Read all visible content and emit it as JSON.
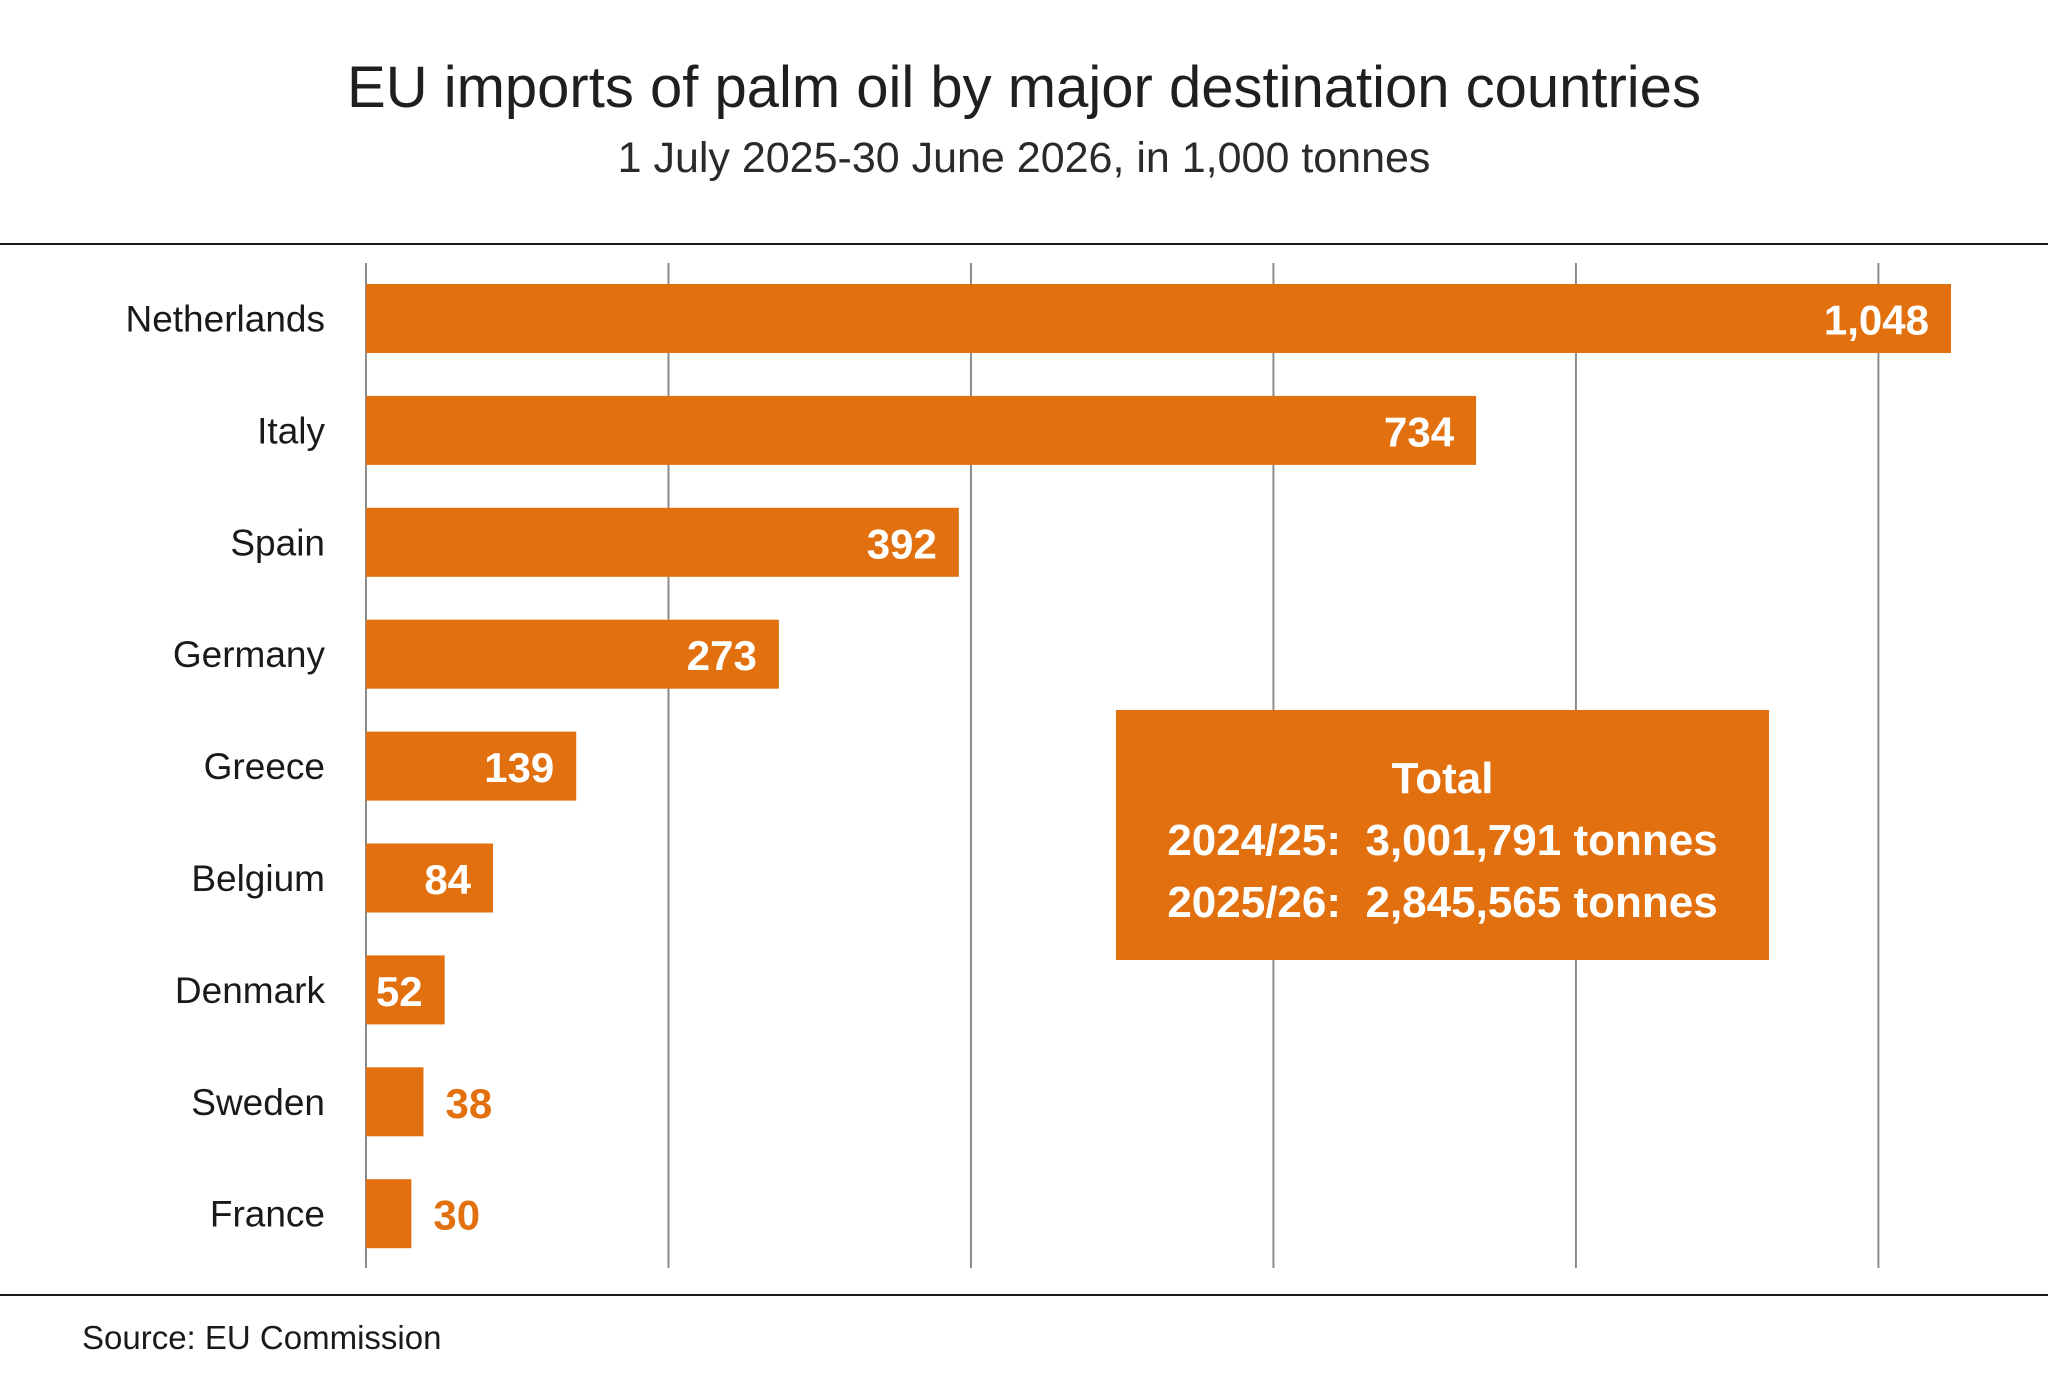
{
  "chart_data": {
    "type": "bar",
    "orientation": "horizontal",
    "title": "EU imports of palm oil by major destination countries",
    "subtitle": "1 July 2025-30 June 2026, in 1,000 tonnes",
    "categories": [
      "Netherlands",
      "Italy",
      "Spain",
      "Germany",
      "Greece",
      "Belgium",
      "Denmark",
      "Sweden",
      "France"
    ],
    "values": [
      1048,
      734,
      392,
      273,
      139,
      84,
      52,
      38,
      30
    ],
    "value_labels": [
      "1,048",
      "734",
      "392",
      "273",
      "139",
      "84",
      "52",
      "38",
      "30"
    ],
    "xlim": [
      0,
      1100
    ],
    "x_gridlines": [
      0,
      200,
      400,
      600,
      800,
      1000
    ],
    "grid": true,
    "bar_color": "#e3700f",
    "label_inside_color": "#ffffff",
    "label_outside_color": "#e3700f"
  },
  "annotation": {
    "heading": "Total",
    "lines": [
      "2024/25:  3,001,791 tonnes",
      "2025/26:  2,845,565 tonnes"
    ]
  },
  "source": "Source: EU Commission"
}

════════════════════

Set the pictures aside and transcribe the data above exactly.

**Result for this exercise:**
Read all visible content and emit it as JSON.
{
  "chart_data": {
    "type": "bar",
    "orientation": "horizontal",
    "title": "EU imports of palm oil by major destination countries",
    "subtitle": "1 July 2025-30 June 2026, in 1,000 tonnes",
    "categories": [
      "Netherlands",
      "Italy",
      "Spain",
      "Germany",
      "Greece",
      "Belgium",
      "Denmark",
      "Sweden",
      "France"
    ],
    "values": [
      1048,
      734,
      392,
      273,
      139,
      84,
      52,
      38,
      30
    ],
    "value_labels": [
      "1,048",
      "734",
      "392",
      "273",
      "139",
      "84",
      "52",
      "38",
      "30"
    ],
    "xlim": [
      0,
      1100
    ],
    "x_gridlines": [
      0,
      200,
      400,
      600,
      800,
      1000
    ],
    "grid": true,
    "bar_color": "#e3700f",
    "label_inside_color": "#ffffff",
    "label_outside_color": "#e3700f"
  },
  "annotation": {
    "heading": "Total",
    "lines": [
      "2024/25:  3,001,791 tonnes",
      "2025/26:  2,845,565 tonnes"
    ]
  },
  "source": "Source: EU Commission"
}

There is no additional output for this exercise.